**REQUIRED WORK**:
Return the material below in full and exactly.
********
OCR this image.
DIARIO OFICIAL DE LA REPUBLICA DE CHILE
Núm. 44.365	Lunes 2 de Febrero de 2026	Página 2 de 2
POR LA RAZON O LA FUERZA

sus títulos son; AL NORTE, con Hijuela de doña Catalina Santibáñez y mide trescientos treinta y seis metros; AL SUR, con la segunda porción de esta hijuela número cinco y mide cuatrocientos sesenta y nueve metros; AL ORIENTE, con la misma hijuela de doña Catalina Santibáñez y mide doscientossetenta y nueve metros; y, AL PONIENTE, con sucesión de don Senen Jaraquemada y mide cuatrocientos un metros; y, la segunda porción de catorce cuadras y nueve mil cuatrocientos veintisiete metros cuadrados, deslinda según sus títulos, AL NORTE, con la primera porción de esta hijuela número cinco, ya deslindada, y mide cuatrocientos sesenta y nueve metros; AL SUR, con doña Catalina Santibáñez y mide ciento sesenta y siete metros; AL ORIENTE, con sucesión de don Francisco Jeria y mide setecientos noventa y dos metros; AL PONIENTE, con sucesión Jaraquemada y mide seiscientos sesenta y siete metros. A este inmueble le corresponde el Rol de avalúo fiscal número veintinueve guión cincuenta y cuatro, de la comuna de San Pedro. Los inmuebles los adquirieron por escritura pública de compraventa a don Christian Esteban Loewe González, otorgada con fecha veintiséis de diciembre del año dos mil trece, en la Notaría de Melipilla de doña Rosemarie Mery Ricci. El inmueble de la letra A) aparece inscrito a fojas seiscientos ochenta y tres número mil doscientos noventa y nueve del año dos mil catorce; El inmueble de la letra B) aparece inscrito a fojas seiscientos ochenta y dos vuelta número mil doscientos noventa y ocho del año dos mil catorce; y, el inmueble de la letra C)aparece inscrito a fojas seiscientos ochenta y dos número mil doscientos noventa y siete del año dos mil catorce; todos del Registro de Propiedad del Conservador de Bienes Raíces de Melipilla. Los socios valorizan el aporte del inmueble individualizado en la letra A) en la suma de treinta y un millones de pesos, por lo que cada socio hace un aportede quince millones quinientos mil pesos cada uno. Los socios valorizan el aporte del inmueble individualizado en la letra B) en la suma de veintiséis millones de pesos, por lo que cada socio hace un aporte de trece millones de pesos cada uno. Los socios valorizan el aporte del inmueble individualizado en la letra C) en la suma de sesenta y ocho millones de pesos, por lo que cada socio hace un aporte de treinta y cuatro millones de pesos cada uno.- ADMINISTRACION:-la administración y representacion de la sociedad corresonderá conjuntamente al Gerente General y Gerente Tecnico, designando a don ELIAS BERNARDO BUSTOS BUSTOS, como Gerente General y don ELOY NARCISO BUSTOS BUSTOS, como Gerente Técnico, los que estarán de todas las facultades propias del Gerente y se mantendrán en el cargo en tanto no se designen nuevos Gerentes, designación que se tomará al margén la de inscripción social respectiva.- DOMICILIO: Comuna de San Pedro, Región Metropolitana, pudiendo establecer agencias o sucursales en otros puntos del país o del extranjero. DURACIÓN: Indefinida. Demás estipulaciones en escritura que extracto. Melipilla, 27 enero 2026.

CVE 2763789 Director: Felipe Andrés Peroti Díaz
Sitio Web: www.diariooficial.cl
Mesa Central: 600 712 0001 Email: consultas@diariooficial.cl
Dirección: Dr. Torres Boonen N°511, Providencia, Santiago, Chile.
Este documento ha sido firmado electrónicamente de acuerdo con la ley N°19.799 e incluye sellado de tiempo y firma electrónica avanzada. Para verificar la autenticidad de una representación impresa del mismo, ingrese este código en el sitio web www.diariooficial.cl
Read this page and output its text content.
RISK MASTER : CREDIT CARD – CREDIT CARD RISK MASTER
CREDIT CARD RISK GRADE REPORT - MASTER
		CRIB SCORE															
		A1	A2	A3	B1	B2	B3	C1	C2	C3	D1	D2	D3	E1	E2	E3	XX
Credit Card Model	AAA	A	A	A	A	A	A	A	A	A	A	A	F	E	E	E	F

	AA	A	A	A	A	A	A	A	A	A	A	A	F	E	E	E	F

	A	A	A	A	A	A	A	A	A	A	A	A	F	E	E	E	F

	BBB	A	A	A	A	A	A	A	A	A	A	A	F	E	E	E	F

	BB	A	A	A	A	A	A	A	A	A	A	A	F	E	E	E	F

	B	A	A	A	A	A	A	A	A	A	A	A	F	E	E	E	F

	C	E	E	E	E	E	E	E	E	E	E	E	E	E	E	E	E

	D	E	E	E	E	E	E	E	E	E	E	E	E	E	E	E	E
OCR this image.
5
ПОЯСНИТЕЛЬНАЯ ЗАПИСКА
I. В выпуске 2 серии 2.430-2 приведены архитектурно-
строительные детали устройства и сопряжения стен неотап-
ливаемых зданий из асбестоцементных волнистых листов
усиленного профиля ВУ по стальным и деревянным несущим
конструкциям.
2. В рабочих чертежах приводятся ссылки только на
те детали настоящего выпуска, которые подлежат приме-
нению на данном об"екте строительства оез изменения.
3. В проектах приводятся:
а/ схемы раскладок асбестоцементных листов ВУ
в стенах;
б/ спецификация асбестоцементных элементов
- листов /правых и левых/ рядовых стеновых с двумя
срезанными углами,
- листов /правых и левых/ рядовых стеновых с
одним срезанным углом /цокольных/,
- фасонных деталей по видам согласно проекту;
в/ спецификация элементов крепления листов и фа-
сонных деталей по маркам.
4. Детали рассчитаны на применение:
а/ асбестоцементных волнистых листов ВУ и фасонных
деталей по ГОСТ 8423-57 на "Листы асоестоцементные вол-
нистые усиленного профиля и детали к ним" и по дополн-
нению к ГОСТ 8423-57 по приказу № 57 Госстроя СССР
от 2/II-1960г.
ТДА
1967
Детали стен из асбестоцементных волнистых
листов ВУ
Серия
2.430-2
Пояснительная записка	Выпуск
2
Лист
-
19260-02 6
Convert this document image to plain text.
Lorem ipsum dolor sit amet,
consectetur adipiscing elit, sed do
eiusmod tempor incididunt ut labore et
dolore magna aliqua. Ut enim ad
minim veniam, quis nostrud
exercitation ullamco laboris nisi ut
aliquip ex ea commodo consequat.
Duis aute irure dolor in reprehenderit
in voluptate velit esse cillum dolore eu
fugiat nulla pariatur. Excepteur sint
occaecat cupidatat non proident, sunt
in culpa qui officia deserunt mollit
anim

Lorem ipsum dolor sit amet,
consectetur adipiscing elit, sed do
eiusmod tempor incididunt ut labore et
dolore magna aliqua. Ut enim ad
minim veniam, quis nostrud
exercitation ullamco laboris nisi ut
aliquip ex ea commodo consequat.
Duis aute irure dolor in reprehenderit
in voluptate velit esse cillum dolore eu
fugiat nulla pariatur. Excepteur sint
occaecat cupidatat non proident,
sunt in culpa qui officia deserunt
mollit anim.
********
**IN RESPONSE**:
OCR this image.
DIARIO OFICIAL DE LA REPUBLICA DE CHILE
Núm. 44.365	Lunes 2 de Febrero de 2026	Página 2 de 2
POR LA RAZON O LA FUERZA

sus títulos son; AL NORTE, con Hijuela de doña Catalina Santibáñez y mide trescientos treinta y seis metros; AL SUR, con la segunda porción de esta hijuela número cinco y mide cuatrocientos sesenta y nueve metros; AL ORIENTE, con la misma hijuela de doña Catalina Santibáñez y mide doscientossetenta y nueve metros; y, AL PONIENTE, con sucesión de don Senen Jaraquemada y mide cuatrocientos un metros; y, la segunda porción de catorce cuadras y nueve mil cuatrocientos veintisiete metros cuadrados, deslinda según sus títulos, AL NORTE, con la primera porción de esta hijuela número cinco, ya deslindada, y mide cuatrocientos sesenta y nueve metros; AL SUR, con doña Catalina Santibáñez y mide ciento sesenta y siete metros; AL ORIENTE, con sucesión de don Francisco Jeria y mide setecientos noventa y dos metros; AL PONIENTE, con sucesión Jaraquemada y mide seiscientos sesenta y siete metros. A este inmueble le corresponde el Rol de avalúo fiscal número veintinueve guión cincuenta y cuatro, de la comuna de San Pedro. Los inmuebles los adquirieron por escritura pública de compraventa a don Christian Esteban Loewe González, otorgada con fecha veintiséis de diciembre del año dos mil trece, en la Notaría de Melipilla de doña Rosemarie Mery Ricci. El inmueble de la letra A) aparece inscrito a fojas seiscientos ochenta y tres número mil doscientos noventa y nueve del año dos mil catorce; El inmueble de la letra B) aparece inscrito a fojas seiscientos ochenta y dos vuelta número mil doscientos noventa y ocho del año dos mil catorce; y, el inmueble de la letra C)aparece inscrito a fojas seiscientos ochenta y dos número mil doscientos noventa y siete del año dos mil catorce; todos del Registro de Propiedad del Conservador de Bienes Raíces de Melipilla. Los socios valorizan el aporte del inmueble individualizado en la letra A) en la suma de treinta y un millones de pesos, por lo que cada socio hace un aportede quince millones quinientos mil pesos cada uno. Los socios valorizan el aporte del inmueble individualizado en la letra B) en la suma de veintiséis millones de pesos, por lo que cada socio hace un aporte de trece millones de pesos cada uno. Los socios valorizan el aporte del inmueble individualizado en la letra C) en la suma de sesenta y ocho millones de pesos, por lo que cada socio hace un aporte de treinta y cuatro millones de pesos cada uno.- ADMINISTRACION:-la administración y representacion de la sociedad corresonderá conjuntamente al Gerente General y Gerente Tecnico, designando a don ELIAS BERNARDO BUSTOS BUSTOS, como Gerente General y don ELOY NARCISO BUSTOS BUSTOS, como Gerente Técnico, los que estarán de todas las facultades propias del Gerente y se mantendrán en el cargo en tanto no se designen nuevos Gerentes, designación que se tomará al margén la de inscripción social respectiva.- DOMICILIO: Comuna de San Pedro, Región Metropolitana, pudiendo establecer agencias o sucursales en otros puntos del país o del extranjero. DURACIÓN: Indefinida. Demás estipulaciones en escritura que extracto. Melipilla, 27 enero 2026.

CVE 2763789 Director: Felipe Andrés Peroti Díaz
Sitio Web: www.diariooficial.cl
Mesa Central: 600 712 0001 Email: consultas@diariooficial.cl
Dirección: Dr. Torres Boonen N°511, Providencia, Santiago, Chile.
Este documento ha sido firmado electrónicamente de acuerdo con la ley N°19.799 e incluye sellado de tiempo y firma electrónica avanzada. Para verificar la autenticidad de una representación impresa del mismo, ingrese este código en el sitio web www.diariooficial.cl
Read this page and output its text content.
RISK MASTER : CREDIT CARD – CREDIT CARD RISK MASTER
CREDIT CARD RISK GRADE REPORT - MASTER
		CRIB SCORE															
		A1	A2	A3	B1	B2	B3	C1	C2	C3	D1	D2	D3	E1	E2	E3	XX
Credit Card Model	AAA	A	A	A	A	A	A	A	A	A	A	A	F	E	E	E	F

	AA	A	A	A	A	A	A	A	A	A	A	A	F	E	E	E	F

	A	A	A	A	A	A	A	A	A	A	A	A	F	E	E	E	F

	BBB	A	A	A	A	A	A	A	A	A	A	A	F	E	E	E	F

	BB	A	A	A	A	A	A	A	A	A	A	A	F	E	E	E	F

	B	A	A	A	A	A	A	A	A	A	A	A	F	E	E	E	F

	C	E	E	E	E	E	E	E	E	E	E	E	E	E	E	E	E

	D	E	E	E	E	E	E	E	E	E	E	E	E	E	E	E	E
OCR this image.
5
ПОЯСНИТЕЛЬНАЯ ЗАПИСКА
I. В выпуске 2 серии 2.430-2 приведены архитектурно-
строительные детали устройства и сопряжения стен неотап-
ливаемых зданий из асбестоцементных волнистых листов
усиленного профиля ВУ по стальным и деревянным несущим
конструкциям.
2. В рабочих чертежах приводятся ссылки только на
те детали настоящего выпуска, которые подлежат приме-
нению на данном об"екте строительства оез изменения.
3. В проектах приводятся:
а/ схемы раскладок асбестоцементных листов ВУ
в стенах;
б/ спецификация асбестоцементных элементов
- листов /правых и левых/ рядовых стеновых с двумя
срезанными углами,
- листов /правых и левых/ рядовых стеновых с
одним срезанным углом /цокольных/,
- фасонных деталей по видам согласно проекту;
в/ спецификация элементов крепления листов и фа-
сонных деталей по маркам.
4. Детали рассчитаны на применение:
а/ асбестоцементных волнистых листов ВУ и фасонных
деталей по ГОСТ 8423-57 на "Листы асоестоцементные вол-
нистые усиленного профиля и детали к ним" и по дополн-
нению к ГОСТ 8423-57 по приказу № 57 Госстроя СССР
от 2/II-1960г.
ТДА
1967
Детали стен из асбестоцементных волнистых
листов ВУ
Серия
2.430-2
Пояснительная записка	Выпуск
2
Лист
-
19260-02 6
Convert this document image to plain text.
Lorem ipsum dolor sit amet,
consectetur adipiscing elit, sed do
eiusmod tempor incididunt ut labore et
dolore magna aliqua. Ut enim ad
minim veniam, quis nostrud
exercitation ullamco laboris nisi ut
aliquip ex ea commodo consequat.
Duis aute irure dolor in reprehenderit
in voluptate velit esse cillum dolore eu
fugiat nulla pariatur. Excepteur sint
occaecat cupidatat non proident, sunt
in culpa qui officia deserunt mollit
anim

Lorem ipsum dolor sit amet,
consectetur adipiscing elit, sed do
eiusmod tempor incididunt ut labore et
dolore magna aliqua. Ut enim ad
minim veniam, quis nostrud
exercitation ullamco laboris nisi ut
aliquip ex ea commodo consequat.
Duis aute irure dolor in reprehenderit
in voluptate velit esse cillum dolore eu
fugiat nulla pariatur. Excepteur sint
occaecat cupidatat non proident,
sunt in culpa qui officia deserunt
mollit anim.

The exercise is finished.